===== EXCERPTED DATA

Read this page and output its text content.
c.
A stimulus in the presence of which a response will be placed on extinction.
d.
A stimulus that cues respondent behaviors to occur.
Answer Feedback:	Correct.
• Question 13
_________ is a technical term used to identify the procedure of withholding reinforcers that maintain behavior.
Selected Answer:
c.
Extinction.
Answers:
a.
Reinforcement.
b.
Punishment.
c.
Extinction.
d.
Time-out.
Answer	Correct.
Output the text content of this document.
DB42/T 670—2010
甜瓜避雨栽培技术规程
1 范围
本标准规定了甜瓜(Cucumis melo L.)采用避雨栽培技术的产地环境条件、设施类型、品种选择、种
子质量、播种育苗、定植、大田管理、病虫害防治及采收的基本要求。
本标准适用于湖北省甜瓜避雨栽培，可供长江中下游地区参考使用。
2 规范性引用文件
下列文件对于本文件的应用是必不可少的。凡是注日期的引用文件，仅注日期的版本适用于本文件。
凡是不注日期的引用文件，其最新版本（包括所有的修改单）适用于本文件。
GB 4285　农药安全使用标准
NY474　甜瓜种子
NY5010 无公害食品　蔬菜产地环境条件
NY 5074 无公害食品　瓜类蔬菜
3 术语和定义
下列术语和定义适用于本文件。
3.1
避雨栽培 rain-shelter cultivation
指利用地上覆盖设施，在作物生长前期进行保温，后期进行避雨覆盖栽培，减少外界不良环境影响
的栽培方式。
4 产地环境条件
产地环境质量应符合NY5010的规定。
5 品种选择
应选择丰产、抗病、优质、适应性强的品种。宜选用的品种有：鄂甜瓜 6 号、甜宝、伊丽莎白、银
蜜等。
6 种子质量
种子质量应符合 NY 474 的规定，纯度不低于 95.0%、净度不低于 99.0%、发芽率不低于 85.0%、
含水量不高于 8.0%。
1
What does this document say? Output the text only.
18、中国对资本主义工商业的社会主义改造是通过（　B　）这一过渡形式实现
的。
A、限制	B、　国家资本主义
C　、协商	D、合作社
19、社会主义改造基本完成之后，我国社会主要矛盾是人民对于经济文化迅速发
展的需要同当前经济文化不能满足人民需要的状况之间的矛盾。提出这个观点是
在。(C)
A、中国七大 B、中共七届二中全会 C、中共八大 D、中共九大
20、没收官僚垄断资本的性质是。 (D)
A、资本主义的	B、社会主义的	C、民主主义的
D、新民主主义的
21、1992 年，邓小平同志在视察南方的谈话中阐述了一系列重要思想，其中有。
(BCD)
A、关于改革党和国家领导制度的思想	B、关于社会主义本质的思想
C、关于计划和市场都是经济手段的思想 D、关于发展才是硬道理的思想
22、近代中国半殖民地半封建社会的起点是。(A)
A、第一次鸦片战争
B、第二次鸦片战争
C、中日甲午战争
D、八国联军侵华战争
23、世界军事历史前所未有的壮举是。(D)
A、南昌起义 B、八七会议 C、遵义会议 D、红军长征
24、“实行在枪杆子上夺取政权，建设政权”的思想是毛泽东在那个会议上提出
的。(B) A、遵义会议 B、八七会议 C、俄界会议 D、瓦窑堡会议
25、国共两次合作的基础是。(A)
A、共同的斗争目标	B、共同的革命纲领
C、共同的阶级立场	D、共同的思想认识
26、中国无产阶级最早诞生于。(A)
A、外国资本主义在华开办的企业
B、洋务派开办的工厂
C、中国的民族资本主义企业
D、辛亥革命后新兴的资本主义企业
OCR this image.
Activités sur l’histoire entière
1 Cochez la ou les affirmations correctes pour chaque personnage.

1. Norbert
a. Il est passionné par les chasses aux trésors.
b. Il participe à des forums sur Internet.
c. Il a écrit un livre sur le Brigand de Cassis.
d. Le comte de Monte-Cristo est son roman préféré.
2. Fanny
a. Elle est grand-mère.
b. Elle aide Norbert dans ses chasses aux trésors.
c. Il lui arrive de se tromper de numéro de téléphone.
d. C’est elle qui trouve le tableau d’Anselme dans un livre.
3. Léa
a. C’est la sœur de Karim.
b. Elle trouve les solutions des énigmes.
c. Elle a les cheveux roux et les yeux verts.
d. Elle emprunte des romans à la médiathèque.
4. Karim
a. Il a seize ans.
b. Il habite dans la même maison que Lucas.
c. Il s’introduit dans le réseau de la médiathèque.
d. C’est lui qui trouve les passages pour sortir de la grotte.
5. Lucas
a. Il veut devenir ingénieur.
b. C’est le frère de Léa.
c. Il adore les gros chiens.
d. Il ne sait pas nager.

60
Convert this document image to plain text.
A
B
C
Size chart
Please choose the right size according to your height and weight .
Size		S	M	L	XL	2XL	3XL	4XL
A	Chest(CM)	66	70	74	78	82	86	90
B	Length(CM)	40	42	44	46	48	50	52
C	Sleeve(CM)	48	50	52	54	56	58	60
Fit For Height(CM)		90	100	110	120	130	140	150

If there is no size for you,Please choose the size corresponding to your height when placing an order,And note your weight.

==========

Copy out all the entries shown above, character for character.

Read this page and output its text content.
c.
A stimulus in the presence of which a response will be placed on extinction.
d.
A stimulus that cues respondent behaviors to occur.
Answer Feedback:	Correct.
• Question 13
_________ is a technical term used to identify the procedure of withholding reinforcers that maintain behavior.
Selected Answer:
c.
Extinction.
Answers:
a.
Reinforcement.
b.
Punishment.
c.
Extinction.
d.
Time-out.
Answer	Correct.
Output the text content of this document.
DB42/T 670—2010
甜瓜避雨栽培技术规程
1 范围
本标准规定了甜瓜(Cucumis melo L.)采用避雨栽培技术的产地环境条件、设施类型、品种选择、种
子质量、播种育苗、定植、大田管理、病虫害防治及采收的基本要求。
本标准适用于湖北省甜瓜避雨栽培，可供长江中下游地区参考使用。
2 规范性引用文件
下列文件对于本文件的应用是必不可少的。凡是注日期的引用文件，仅注日期的版本适用于本文件。
凡是不注日期的引用文件，其最新版本（包括所有的修改单）适用于本文件。
GB 4285　农药安全使用标准
NY474　甜瓜种子
NY5010 无公害食品　蔬菜产地环境条件
NY 5074 无公害食品　瓜类蔬菜
3 术语和定义
下列术语和定义适用于本文件。
3.1
避雨栽培 rain-shelter cultivation
指利用地上覆盖设施，在作物生长前期进行保温，后期进行避雨覆盖栽培，减少外界不良环境影响
的栽培方式。
4 产地环境条件
产地环境质量应符合NY5010的规定。
5 品种选择
应选择丰产、抗病、优质、适应性强的品种。宜选用的品种有：鄂甜瓜 6 号、甜宝、伊丽莎白、银
蜜等。
6 种子质量
种子质量应符合 NY 474 的规定，纯度不低于 95.0%、净度不低于 99.0%、发芽率不低于 85.0%、
含水量不高于 8.0%。
1
What does this document say? Output the text only.
18、中国对资本主义工商业的社会主义改造是通过（　B　）这一过渡形式实现
的。
A、限制	B、　国家资本主义
C　、协商	D、合作社
19、社会主义改造基本完成之后，我国社会主要矛盾是人民对于经济文化迅速发
展的需要同当前经济文化不能满足人民需要的状况之间的矛盾。提出这个观点是
在。(C)
A、中国七大 B、中共七届二中全会 C、中共八大 D、中共九大
20、没收官僚垄断资本的性质是。 (D)
A、资本主义的	B、社会主义的	C、民主主义的
D、新民主主义的
21、1992 年，邓小平同志在视察南方的谈话中阐述了一系列重要思想，其中有。
(BCD)
A、关于改革党和国家领导制度的思想	B、关于社会主义本质的思想
C、关于计划和市场都是经济手段的思想 D、关于发展才是硬道理的思想
22、近代中国半殖民地半封建社会的起点是。(A)
A、第一次鸦片战争
B、第二次鸦片战争
C、中日甲午战争
D、八国联军侵华战争
23、世界军事历史前所未有的壮举是。(D)
A、南昌起义 B、八七会议 C、遵义会议 D、红军长征
24、“实行在枪杆子上夺取政权，建设政权”的思想是毛泽东在那个会议上提出
的。(B) A、遵义会议 B、八七会议 C、俄界会议 D、瓦窑堡会议
25、国共两次合作的基础是。(A)
A、共同的斗争目标	B、共同的革命纲领
C、共同的阶级立场	D、共同的思想认识
26、中国无产阶级最早诞生于。(A)
A、外国资本主义在华开办的企业
B、洋务派开办的工厂
C、中国的民族资本主义企业
D、辛亥革命后新兴的资本主义企业
OCR this image.
Activités sur l’histoire entière
1 Cochez la ou les affirmations correctes pour chaque personnage.

1. Norbert
a. Il est passionné par les chasses aux trésors.
b. Il participe à des forums sur Internet.
c. Il a écrit un livre sur le Brigand de Cassis.
d. Le comte de Monte-Cristo est son roman préféré.
2. Fanny
a. Elle est grand-mère.
b. Elle aide Norbert dans ses chasses aux trésors.
c. Il lui arrive de se tromper de numéro de téléphone.
d. C’est elle qui trouve le tableau d’Anselme dans un livre.
3. Léa
a. C’est la sœur de Karim.
b. Elle trouve les solutions des énigmes.
c. Elle a les cheveux roux et les yeux verts.
d. Elle emprunte des romans à la médiathèque.
4. Karim
a. Il a seize ans.
b. Il habite dans la même maison que Lucas.
c. Il s’introduit dans le réseau de la médiathèque.
d. C’est lui qui trouve les passages pour sortir de la grotte.
5. Lucas
a. Il veut devenir ingénieur.
b. C’est le frère de Léa.
c. Il adore les gros chiens.
d. Il ne sait pas nager.

60
Convert this document image to plain text.
A
B
C
Size chart
Please choose the right size according to your height and weight .
Size		S	M	L	XL	2XL	3XL	4XL
A	Chest(CM)	66	70	74	78	82	86	90
B	Length(CM)	40	42	44	46	48	50	52
C	Sleeve(CM)	48	50	52	54	56	58	60
Fit For Height(CM)		90	100	110	120	130	140	150

If there is no size for you,Please choose the size corresponding to your height when placing an order,And note your weight.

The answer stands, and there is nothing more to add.